Finally!!! Someone from the never
Trump camp is actually saying it.
In an thoughtful op-ed, at the National
Review, writer Victor Davis Henson wrote this lengthy article which I not
only think you should read right now, but for your connivance, I will repost it here on the Blog:
Any Republican has a difficult
pathway to the presidency. On the electoral map, expanding blue blobs in
coastal and big-city America swamp the conservative geographical sea of red.
Big-electoral-vote states such as California, Illinois, New York, and New
Jersey are utterly lost before the campaign even begins. The media have
devolved into a weird Ministry of Truth. News seems defined now as what
information is necessary to release to arrive at correct views.
In recent elections, centrists,
like John McCain and Mitt Romney – once found useful by the media when
running against more-conservative Republicans — were reinvented as caricatures
of Potterville scoundrels right out of a Frank Capra movie.
When the media got through with a
good man like McCain, he was left an adulterous, confused septuagenarian,
unsure of how many mansions he owned, and a likely closeted bigot. Another
gentleman like Romney was reduced to a comic-book Ri¢hie Ri¢h, who owned an
elevator, never talked to his garbage man, hazed innocents in prep school, and
tortured his dog on the roof of his car. If it were a choice between shouting
down debate moderator Candy Crowley and shaming her unprofessionalism, or
allowing her to hijack the debate, Romney in Ajaxian style (“nobly live, or
nobly die”) chose the decorous path of dignified abdication.

> Stored data
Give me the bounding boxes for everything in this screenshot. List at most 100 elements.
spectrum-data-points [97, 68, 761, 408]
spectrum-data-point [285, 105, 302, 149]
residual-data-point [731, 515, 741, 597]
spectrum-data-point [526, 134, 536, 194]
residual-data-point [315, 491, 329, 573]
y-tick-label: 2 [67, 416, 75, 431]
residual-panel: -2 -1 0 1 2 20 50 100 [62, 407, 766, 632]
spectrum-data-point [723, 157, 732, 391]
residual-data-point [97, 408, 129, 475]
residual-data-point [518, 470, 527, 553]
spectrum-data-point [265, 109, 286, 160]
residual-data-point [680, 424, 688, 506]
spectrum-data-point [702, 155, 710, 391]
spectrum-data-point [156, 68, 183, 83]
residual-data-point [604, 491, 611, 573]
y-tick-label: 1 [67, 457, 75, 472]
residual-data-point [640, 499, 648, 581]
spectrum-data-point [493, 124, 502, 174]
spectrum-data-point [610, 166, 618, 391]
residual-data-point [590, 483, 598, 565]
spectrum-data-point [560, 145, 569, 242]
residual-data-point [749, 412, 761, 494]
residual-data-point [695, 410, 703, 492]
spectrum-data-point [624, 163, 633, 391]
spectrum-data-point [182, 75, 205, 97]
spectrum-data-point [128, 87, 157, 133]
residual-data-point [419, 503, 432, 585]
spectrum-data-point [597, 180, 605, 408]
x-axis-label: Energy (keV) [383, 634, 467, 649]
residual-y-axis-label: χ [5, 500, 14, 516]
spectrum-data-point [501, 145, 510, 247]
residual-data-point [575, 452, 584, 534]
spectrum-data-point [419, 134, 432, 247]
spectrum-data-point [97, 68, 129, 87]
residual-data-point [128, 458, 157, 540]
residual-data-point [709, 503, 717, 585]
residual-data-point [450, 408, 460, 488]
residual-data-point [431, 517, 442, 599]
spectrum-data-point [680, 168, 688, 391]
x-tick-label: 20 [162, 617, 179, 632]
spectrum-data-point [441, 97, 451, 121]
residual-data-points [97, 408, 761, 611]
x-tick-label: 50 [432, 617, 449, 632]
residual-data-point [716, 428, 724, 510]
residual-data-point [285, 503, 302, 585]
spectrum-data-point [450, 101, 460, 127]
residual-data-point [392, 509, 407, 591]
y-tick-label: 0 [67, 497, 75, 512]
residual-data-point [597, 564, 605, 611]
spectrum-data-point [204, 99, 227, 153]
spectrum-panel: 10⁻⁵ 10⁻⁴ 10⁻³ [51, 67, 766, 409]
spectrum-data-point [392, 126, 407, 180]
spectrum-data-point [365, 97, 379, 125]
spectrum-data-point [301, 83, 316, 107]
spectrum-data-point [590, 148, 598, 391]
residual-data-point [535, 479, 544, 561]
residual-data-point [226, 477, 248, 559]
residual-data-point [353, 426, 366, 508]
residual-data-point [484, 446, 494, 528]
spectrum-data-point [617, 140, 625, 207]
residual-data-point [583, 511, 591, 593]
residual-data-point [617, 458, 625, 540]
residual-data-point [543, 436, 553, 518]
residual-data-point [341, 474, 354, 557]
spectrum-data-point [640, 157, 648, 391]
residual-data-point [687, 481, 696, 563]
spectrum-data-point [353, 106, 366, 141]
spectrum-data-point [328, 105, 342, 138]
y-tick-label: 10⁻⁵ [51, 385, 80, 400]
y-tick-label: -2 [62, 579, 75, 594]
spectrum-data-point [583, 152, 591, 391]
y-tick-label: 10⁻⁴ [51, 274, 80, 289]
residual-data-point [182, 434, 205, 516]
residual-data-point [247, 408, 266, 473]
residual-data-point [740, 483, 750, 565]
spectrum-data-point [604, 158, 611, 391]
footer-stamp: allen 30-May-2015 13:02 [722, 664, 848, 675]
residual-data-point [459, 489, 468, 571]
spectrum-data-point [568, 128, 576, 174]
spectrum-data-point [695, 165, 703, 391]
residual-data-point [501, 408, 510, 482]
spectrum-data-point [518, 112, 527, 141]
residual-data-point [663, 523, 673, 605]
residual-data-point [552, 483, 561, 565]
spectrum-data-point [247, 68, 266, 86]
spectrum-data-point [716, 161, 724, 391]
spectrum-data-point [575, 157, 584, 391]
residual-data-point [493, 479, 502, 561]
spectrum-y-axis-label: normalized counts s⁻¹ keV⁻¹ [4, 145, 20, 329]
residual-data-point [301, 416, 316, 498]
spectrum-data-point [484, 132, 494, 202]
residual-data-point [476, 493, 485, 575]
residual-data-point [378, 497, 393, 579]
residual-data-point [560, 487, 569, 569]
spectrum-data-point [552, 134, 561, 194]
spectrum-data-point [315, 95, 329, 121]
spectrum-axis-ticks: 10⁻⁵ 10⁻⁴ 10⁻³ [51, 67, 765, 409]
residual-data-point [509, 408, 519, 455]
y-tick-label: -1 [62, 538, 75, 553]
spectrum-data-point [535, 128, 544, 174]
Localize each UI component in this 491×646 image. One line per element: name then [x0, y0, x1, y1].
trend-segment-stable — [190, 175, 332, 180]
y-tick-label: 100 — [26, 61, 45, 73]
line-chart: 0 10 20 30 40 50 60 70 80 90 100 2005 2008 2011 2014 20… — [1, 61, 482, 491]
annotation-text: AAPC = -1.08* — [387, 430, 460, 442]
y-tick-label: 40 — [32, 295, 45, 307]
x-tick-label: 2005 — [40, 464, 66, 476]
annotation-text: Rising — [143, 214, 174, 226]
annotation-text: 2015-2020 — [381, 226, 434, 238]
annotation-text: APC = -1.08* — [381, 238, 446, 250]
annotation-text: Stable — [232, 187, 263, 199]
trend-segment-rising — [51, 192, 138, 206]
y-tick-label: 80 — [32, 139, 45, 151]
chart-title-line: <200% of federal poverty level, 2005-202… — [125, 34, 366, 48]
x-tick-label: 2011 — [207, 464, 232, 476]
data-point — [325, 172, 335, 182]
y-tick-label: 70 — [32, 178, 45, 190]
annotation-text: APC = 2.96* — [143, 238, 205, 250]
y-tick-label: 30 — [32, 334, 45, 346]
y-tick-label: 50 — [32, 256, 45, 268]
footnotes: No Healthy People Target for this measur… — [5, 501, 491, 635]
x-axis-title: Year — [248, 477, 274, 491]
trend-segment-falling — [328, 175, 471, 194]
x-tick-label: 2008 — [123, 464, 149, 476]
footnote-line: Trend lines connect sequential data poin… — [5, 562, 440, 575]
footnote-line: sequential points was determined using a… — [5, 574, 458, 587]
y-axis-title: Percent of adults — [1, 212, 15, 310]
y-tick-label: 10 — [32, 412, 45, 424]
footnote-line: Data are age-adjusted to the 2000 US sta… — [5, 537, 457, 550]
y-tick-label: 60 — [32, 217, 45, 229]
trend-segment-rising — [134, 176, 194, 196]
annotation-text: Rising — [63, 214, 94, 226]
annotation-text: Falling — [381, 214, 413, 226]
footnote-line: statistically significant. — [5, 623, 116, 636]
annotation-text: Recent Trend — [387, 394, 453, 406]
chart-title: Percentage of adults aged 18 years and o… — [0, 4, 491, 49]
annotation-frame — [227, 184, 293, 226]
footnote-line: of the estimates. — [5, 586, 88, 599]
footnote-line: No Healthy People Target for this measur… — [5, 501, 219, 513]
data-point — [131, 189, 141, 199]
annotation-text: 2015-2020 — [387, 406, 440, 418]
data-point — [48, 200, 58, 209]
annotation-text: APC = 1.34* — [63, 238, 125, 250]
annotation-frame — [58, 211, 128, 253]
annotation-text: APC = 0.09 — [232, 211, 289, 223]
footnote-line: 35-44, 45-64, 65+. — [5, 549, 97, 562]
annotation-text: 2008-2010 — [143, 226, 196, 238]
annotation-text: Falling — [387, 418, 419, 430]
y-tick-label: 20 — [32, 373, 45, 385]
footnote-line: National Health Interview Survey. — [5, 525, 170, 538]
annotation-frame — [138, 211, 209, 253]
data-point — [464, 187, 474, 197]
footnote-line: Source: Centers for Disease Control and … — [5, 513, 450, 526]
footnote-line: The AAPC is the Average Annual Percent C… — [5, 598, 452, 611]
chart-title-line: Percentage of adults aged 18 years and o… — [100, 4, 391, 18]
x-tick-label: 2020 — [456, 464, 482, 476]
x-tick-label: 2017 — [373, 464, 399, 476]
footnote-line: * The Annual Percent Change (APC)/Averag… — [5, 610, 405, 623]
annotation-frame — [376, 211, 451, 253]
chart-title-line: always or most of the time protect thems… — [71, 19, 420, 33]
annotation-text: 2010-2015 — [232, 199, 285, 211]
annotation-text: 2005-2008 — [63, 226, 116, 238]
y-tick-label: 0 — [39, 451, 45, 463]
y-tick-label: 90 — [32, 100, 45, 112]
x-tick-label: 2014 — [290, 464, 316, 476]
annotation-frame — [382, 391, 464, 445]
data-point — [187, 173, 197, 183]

> Stated goal
Write out the op-ed text again from "In an thoughtful" up to and including "at correct views.", switching "Ministry of Truth" to "Ministry of Information". The records play no part in what is asked here.

> The reply
In an thoughtful op-ed, at the National
Review, writer Victor Davis Henson wrote this lengthy article which I not
only think you should read right now, but for your connivance, I will repost it here on the Blog:
Any Republican has a difficult
pathway to the presidency. On the electoral map, expanding blue blobs in
coastal and big-city America swamp the conservative geographical sea of red.
Big-electoral-vote states such as California, Illinois, New York, and New
Jersey are utterly lost before the campaign even begins. The media have
devolved into a weird Ministry of Information. News seems defined now as what
information is necessary to release to arrive at correct views.